SET EXERCISE: Reproduce the listing below without any change.

RECORDS SHOWN:
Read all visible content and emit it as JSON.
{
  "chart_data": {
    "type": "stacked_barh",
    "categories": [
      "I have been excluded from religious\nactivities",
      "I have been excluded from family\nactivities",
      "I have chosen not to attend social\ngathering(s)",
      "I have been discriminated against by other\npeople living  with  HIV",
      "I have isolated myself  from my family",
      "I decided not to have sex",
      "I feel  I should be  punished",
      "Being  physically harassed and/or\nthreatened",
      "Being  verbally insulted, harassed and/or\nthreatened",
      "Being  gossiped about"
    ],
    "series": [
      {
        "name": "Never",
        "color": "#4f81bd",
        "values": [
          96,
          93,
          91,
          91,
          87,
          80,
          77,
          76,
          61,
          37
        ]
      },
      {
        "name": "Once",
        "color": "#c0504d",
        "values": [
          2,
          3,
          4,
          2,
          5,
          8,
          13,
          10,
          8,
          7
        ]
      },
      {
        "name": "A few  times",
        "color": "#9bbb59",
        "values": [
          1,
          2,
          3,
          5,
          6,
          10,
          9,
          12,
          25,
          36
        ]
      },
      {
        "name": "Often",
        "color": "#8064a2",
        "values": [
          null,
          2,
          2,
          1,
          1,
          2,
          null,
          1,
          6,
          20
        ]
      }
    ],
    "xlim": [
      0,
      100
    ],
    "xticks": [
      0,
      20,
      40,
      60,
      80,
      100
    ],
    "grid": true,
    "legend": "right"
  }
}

SOLUTION TO THIS TASK:
Read all visible content and emit it as JSON.
{
  "chart_data": {
    "type": "stacked_barh",
    "categories": [
      "I have been excluded from religious\nactivities",
      "I have been excluded from family\nactivities",
      "I have chosen not to attend social\ngathering(s)",
      "I have been discriminated against by other\npeople living  with  HIV",
      "I have isolated myself  from my family",
      "I decided not to have sex",
      "I feel  I should be  punished",
      "Being  physically harassed and/or\nthreatened",
      "Being  verbally insulted, harassed and/or\nthreatened",
      "Being  gossiped about"
    ],
    "series": [
      {
        "name": "Never",
        "color": "#4f81bd",
        "values": [
          96,
          93,
          91,
          91,
          87,
          80,
          77,
          76,
          61,
          37
        ]
      },
      {
        "name": "Once",
        "color": "#c0504d",
        "values": [
          2,
          3,
          4,
          2,
          5,
          8,
          13,
          10,
          8,
          7
        ]
      },
      {
        "name": "A few  times",
        "color": "#9bbb59",
        "values": [
          1,
          2,
          3,
          5,
          6,
          10,
          9,
          12,
          25,
          36
        ]
      },
      {
        "name": "Often",
        "color": "#8064a2",
        "values": [
          null,
          2,
          2,
          1,
          1,
          2,
          null,
          1,
          6,
          20
        ]
      }
    ],
    "xlim": [
      0,
      100
    ],
    "xticks": [
      0,
      20,
      40,
      60,
      80,
      100
    ],
    "grid": true,
    "legend": "right"
  }
}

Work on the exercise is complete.